BRONTEKST:
== == ==

Thomas Planell, Beheerder-Analist bij DNCA

In 2022 zouden de Europese oliemajors een operationele cashflow van in totaal bijna 220 miljard dollar kunnen genereren. Meer dan het dubbele van Apple, ‘s werelds grootste beurskapitalisatie (2600 miljard dollar), terwijl de marktwaarde van de ‘Big Oil’ (700 miljard) slechts een fractie weegt van de Amerikaanse gigant…

Ondanks een opstoot tot 126 dollar blijft de stijging van de WTI nog steeds 15% onder de historische hoogtepunten van 2008. Tegelijk is de verhouding tussen vraag (toegenomen met de heropening van de economieën) en aanbod (beperkt door de spaarzaamheid van de OPEC-landen) kwetsbaarder dan destijds. Temeer daar de geopolitieke context nooit zo gespannen was sinds de Koude Oorlog… Het is het vormpeil van de dollar, de vluchtmunt tegenover andere munten (de DXY is 30% duurder dan destijds), die voorlopig een opwaartse ontsporing van de prijs per vat binnen de perken houdt.

En nochtans, ondanks een koers van ruwe olie die onder die van 2008 blijft, stevenen de Europese oliemajors dit jaar af op een cashflow op recordniveau. De voor 2022 verwachte operationele cashflow zou tweemaal hoger kunnen zijn dan die van 2013, het jaar van de meest recente piek van de prijs per vat (112 dollar). Toegegeven, de gevoeligheid van een aantal onder hen (met name Shell en Total) aan de duizelingwekkende stijging van de gasprijs, verklaart voor een groot deel deze prestatie. Maar het zijn vooral de afbouw van hun investeringen en hun kosteninspanningen die hun vruchten afwerpen: in 2022 zal de CAPEX van de sector (ongeveer 70 miljard dollar) naar verwachting tweemaal lager zijn dan in 2013 en 2014. Ook voor 2023 wordt geen stijging verwacht.

We zouden geneigd zijn te denken dat een olieprijs van meer dan 100 dollar en de Europese noodzaak om alternatieve leveranciers te vinden voor Rusland de majors ertoe zouden aanzetten om nieuwe exploratieprojecten op te zetten. Niets is minder zeker.

== == ==

AANGELEVERDE GEGEVENS:
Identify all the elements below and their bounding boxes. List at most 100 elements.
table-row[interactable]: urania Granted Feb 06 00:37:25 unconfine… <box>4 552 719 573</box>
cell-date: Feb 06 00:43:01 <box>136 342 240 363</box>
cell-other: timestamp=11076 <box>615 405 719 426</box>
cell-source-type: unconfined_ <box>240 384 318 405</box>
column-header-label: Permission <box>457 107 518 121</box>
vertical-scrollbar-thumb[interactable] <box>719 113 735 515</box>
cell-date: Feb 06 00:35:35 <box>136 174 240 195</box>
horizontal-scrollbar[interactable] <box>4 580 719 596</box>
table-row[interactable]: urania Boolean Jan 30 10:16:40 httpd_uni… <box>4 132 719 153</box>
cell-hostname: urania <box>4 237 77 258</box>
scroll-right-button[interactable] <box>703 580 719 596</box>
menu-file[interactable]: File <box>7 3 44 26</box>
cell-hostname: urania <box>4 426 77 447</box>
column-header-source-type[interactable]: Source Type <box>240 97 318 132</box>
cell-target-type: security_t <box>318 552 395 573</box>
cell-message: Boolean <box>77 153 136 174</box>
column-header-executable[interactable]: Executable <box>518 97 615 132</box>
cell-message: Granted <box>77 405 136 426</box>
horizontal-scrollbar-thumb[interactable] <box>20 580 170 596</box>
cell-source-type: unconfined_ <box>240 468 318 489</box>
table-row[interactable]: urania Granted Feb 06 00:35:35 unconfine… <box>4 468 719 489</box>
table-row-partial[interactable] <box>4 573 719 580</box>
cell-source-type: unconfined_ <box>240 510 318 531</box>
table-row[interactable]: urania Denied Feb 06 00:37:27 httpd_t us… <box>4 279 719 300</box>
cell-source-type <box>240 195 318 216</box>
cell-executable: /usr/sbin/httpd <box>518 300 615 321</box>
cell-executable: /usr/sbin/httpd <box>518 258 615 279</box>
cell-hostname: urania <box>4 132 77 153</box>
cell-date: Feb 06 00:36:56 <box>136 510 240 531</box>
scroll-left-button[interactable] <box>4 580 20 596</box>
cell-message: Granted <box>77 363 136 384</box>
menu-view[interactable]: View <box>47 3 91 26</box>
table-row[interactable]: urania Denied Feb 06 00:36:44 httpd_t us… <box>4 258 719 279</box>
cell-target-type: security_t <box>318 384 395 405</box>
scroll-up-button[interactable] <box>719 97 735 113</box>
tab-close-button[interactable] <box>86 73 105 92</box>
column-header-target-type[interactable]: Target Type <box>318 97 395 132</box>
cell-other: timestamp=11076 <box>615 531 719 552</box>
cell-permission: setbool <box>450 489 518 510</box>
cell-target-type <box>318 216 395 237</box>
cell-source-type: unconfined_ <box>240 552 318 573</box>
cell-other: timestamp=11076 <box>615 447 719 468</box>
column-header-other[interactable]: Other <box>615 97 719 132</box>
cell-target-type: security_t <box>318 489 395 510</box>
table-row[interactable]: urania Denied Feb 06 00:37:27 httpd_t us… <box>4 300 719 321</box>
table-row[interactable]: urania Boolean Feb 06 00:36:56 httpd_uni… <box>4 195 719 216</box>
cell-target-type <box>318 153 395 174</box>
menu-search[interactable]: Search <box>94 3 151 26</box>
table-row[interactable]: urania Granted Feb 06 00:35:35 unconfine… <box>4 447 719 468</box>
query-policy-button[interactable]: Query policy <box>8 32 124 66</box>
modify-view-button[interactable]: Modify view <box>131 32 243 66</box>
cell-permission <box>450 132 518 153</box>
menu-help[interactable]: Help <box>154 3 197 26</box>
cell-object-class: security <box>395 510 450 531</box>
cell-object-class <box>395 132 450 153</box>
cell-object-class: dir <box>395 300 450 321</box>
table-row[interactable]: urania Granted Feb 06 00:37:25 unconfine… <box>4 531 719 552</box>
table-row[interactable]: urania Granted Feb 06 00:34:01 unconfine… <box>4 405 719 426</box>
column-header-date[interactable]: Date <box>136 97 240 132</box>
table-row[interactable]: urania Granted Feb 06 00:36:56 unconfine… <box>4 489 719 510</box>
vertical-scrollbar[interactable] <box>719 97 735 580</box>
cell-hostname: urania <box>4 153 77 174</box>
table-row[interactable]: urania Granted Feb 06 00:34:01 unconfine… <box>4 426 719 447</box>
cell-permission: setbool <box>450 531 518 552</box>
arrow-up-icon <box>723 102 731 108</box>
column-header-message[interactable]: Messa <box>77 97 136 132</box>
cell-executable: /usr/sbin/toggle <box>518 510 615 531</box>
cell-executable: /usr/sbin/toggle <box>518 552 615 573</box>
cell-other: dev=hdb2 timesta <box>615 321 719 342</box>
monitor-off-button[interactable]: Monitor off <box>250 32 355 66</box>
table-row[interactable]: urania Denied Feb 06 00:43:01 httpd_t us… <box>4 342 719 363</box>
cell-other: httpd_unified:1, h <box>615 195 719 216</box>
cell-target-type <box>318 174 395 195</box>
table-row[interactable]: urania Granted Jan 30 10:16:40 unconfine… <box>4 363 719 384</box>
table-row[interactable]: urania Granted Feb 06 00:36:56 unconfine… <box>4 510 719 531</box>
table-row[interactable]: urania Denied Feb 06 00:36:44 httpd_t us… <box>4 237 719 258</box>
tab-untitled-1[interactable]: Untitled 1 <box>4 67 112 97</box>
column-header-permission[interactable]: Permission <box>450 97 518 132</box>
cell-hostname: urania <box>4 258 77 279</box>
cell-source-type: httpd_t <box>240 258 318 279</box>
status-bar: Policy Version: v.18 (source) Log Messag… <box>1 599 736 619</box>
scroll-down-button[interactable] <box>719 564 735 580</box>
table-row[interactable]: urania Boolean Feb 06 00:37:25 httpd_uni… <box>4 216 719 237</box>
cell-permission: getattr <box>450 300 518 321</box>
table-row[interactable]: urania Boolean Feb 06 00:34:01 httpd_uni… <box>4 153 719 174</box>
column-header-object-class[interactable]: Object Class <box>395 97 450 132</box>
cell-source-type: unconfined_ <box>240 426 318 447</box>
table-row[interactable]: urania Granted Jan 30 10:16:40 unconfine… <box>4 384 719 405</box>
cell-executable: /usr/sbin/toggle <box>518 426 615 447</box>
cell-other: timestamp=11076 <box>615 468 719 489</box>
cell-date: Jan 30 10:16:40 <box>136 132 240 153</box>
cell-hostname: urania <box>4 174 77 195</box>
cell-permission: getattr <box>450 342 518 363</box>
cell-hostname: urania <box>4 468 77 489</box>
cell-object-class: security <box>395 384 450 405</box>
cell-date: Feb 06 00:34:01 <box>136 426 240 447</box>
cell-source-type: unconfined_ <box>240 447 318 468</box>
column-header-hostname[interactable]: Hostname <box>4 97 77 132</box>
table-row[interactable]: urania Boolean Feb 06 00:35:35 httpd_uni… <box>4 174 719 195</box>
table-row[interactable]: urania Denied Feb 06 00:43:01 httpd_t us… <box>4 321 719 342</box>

== == ==

UIT TE VOEREN OPDRACHT:
Hoeveel bedraagt volgens de brontekst over de Europese oliemajors de verwachte CAPEX van de sector in 2022?

ANTWOORD:
Ongeveer 70 miljard dollar.